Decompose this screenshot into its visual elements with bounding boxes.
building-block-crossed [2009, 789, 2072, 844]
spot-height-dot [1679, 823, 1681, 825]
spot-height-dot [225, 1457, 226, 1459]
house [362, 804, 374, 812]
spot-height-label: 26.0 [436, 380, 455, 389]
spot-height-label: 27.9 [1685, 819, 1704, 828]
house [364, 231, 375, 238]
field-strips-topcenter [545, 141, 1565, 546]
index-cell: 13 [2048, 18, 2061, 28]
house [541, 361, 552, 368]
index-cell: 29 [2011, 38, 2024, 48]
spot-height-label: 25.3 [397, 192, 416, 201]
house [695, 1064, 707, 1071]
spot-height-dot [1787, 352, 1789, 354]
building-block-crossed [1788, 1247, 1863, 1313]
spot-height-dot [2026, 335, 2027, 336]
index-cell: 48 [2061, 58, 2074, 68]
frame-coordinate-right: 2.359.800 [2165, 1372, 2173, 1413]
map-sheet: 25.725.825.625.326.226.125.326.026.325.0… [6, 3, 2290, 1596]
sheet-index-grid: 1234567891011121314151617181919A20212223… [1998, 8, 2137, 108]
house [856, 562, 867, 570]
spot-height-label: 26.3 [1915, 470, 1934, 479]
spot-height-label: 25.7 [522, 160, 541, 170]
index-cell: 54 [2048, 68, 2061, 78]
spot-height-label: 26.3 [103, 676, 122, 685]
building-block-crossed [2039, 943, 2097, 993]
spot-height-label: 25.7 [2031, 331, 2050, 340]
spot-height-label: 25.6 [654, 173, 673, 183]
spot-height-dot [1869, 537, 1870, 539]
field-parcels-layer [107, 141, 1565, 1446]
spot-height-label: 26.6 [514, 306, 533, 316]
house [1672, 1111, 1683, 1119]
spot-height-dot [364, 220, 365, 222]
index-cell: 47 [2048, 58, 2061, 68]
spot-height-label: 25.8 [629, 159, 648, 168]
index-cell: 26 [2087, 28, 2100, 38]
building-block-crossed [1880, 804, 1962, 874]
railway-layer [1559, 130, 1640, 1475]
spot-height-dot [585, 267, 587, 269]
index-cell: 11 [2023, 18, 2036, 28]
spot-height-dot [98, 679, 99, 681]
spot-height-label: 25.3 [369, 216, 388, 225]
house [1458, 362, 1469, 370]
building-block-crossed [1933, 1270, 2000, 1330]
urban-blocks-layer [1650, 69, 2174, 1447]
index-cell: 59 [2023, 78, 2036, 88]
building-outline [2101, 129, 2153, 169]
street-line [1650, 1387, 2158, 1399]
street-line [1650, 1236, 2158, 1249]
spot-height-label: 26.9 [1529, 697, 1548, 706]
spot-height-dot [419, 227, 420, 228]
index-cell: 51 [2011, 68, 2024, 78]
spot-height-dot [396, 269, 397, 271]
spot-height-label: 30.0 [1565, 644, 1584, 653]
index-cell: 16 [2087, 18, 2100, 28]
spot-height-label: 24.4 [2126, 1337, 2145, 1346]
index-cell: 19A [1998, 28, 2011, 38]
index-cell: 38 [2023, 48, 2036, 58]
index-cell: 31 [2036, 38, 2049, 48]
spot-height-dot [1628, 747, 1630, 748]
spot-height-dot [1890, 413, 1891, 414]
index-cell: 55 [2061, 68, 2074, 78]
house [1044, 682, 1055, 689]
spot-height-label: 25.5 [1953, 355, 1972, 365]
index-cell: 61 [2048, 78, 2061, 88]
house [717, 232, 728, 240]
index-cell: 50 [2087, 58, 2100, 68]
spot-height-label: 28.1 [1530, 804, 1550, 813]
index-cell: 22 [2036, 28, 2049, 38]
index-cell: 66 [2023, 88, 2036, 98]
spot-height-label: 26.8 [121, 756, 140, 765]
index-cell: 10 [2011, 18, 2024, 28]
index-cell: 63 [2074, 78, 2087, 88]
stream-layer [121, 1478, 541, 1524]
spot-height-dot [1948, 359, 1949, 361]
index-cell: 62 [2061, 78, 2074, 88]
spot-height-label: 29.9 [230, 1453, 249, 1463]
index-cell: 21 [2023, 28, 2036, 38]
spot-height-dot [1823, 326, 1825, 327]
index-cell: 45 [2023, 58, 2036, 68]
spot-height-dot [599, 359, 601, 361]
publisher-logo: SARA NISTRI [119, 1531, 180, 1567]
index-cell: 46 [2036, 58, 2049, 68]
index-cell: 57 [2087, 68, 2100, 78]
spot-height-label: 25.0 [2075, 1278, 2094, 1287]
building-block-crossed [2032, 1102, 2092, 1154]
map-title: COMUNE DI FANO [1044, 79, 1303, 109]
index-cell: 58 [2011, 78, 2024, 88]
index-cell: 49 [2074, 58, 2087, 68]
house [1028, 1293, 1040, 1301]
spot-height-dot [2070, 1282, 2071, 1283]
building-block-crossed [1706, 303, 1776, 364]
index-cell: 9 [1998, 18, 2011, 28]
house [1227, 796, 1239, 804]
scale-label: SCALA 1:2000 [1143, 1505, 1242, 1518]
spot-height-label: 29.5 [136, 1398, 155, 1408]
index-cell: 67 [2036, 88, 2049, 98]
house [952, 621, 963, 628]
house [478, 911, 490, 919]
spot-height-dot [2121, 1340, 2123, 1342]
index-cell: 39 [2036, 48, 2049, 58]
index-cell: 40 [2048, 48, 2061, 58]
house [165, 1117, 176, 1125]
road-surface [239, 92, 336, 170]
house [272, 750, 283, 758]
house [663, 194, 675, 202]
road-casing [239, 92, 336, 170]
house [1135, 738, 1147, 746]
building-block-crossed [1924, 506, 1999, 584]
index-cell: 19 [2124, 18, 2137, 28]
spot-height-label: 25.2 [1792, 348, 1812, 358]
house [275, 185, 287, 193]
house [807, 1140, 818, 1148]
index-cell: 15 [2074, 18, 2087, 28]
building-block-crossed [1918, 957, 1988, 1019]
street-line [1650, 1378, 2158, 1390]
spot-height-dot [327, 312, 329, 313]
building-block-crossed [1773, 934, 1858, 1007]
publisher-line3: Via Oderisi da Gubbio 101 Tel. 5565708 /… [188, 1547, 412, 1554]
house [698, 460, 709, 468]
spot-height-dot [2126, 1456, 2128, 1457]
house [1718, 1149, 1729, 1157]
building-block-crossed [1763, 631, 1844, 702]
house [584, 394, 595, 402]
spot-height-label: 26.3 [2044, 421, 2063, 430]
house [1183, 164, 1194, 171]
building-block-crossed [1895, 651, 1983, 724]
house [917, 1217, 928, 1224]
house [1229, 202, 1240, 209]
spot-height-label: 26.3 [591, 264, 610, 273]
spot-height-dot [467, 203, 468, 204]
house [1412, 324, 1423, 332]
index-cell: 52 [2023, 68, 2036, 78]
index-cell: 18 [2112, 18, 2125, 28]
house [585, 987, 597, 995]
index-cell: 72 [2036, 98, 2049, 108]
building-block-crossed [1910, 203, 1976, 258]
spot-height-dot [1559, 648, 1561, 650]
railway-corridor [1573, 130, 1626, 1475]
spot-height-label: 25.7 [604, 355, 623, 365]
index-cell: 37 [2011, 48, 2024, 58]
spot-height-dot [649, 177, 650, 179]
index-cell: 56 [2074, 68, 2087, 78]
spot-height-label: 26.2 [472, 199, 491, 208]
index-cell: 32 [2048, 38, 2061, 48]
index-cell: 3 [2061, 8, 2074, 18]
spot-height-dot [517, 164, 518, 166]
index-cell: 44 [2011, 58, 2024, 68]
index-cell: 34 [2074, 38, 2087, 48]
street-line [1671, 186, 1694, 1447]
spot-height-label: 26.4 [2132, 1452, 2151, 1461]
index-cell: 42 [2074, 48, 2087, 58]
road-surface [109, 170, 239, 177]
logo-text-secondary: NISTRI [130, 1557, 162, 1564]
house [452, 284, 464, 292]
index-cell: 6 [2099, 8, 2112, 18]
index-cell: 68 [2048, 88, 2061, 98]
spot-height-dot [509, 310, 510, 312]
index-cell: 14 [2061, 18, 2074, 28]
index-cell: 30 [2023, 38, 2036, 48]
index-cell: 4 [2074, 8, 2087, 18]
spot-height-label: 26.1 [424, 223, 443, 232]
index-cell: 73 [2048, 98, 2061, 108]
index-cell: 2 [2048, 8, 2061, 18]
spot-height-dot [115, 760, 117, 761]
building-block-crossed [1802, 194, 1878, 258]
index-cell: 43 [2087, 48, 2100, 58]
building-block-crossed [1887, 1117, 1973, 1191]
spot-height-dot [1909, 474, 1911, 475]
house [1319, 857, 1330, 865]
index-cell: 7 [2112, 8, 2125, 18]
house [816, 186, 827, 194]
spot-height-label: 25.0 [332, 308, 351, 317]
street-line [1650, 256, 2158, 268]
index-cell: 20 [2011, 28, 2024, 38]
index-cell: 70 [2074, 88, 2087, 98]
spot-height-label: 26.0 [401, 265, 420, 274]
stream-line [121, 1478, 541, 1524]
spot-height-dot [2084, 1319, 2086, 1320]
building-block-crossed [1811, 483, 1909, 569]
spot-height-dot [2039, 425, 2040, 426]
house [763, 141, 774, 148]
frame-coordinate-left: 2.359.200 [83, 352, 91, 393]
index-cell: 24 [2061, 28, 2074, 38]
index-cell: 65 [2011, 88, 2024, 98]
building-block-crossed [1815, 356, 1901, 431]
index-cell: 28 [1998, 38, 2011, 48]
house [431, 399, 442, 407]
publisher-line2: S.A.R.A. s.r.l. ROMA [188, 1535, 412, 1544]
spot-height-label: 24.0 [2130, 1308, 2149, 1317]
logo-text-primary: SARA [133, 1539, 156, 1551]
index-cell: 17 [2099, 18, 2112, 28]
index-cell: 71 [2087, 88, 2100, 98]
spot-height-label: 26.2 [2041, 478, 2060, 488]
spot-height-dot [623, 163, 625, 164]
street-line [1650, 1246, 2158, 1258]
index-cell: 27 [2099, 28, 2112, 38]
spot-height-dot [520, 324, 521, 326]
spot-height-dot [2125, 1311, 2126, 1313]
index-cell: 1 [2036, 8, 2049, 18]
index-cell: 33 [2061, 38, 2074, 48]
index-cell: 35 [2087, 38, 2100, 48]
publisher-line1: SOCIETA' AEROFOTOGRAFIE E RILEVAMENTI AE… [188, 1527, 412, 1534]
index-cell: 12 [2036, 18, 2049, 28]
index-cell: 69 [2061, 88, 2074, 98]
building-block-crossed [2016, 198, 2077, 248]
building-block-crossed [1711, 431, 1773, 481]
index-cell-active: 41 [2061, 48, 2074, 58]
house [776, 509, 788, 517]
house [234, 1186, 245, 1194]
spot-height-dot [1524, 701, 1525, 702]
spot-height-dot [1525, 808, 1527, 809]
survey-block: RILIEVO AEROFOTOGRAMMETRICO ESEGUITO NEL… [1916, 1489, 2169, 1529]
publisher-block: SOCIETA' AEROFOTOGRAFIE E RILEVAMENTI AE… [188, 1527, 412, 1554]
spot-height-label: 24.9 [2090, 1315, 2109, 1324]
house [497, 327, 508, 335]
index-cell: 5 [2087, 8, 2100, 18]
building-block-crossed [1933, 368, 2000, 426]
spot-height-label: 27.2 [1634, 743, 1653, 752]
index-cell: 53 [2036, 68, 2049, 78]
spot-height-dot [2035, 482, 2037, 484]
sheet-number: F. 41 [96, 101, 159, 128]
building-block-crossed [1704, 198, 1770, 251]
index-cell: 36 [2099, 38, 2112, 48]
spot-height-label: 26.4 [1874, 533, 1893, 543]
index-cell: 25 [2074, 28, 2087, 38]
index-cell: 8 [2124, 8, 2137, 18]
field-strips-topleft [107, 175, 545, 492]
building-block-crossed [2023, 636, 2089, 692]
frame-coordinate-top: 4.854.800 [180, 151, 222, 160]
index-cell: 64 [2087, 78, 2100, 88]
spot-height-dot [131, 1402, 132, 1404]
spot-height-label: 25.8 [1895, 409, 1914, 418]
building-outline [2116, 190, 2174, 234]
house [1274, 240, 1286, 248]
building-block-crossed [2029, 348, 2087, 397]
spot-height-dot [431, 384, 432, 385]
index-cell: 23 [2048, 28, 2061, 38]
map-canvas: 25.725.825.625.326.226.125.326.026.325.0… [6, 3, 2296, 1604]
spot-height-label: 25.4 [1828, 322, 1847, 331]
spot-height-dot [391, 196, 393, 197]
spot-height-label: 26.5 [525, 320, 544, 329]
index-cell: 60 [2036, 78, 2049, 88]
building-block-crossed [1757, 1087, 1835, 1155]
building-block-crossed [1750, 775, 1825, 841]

------------------------------------

Aim of the task
Can you copy the listing above word for word, starting at its first line and stopping after the line that contains "spot-height-dot [98, 679, 99, 681]"?

Result
Decompose this screenshot into its visual elements with bounding boxes.
building-block-crossed [2009, 789, 2072, 844]
spot-height-dot [1679, 823, 1681, 825]
spot-height-dot [225, 1457, 226, 1459]
house [362, 804, 374, 812]
spot-height-label: 26.0 [436, 380, 455, 389]
spot-height-label: 27.9 [1685, 819, 1704, 828]
house [364, 231, 375, 238]
field-strips-topcenter [545, 141, 1565, 546]
index-cell: 13 [2048, 18, 2061, 28]
house [541, 361, 552, 368]
index-cell: 29 [2011, 38, 2024, 48]
spot-height-label: 25.3 [397, 192, 416, 201]
house [695, 1064, 707, 1071]
spot-height-dot [1787, 352, 1789, 354]
building-block-crossed [1788, 1247, 1863, 1313]
spot-height-dot [2026, 335, 2027, 336]
index-cell: 48 [2061, 58, 2074, 68]
frame-coordinate-right: 2.359.800 [2165, 1372, 2173, 1413]
map-sheet: 25.725.825.625.326.226.125.326.026.325.0… [6, 3, 2290, 1596]
sheet-index-grid: 1234567891011121314151617181919A20212223… [1998, 8, 2137, 108]
house [856, 562, 867, 570]
spot-height-label: 26.3 [1915, 470, 1934, 479]
spot-height-label: 25.7 [522, 160, 541, 170]
index-cell: 54 [2048, 68, 2061, 78]
spot-height-label: 26.3 [103, 676, 122, 685]
building-block-crossed [2039, 943, 2097, 993]
spot-height-label: 25.7 [2031, 331, 2050, 340]
spot-height-label: 25.6 [654, 173, 673, 183]
spot-height-dot [1869, 537, 1870, 539]
field-parcels-layer [107, 141, 1565, 1446]
spot-height-label: 26.6 [514, 306, 533, 316]
house [1672, 1111, 1683, 1119]
spot-height-dot [364, 220, 365, 222]
index-cell: 47 [2048, 58, 2061, 68]
spot-height-label: 25.8 [629, 159, 648, 168]
index-cell: 26 [2087, 28, 2100, 38]
building-block-crossed [1880, 804, 1962, 874]
railway-layer [1559, 130, 1640, 1475]
spot-height-dot [585, 267, 587, 269]
index-cell: 11 [2023, 18, 2036, 28]
spot-height-dot [98, 679, 99, 681]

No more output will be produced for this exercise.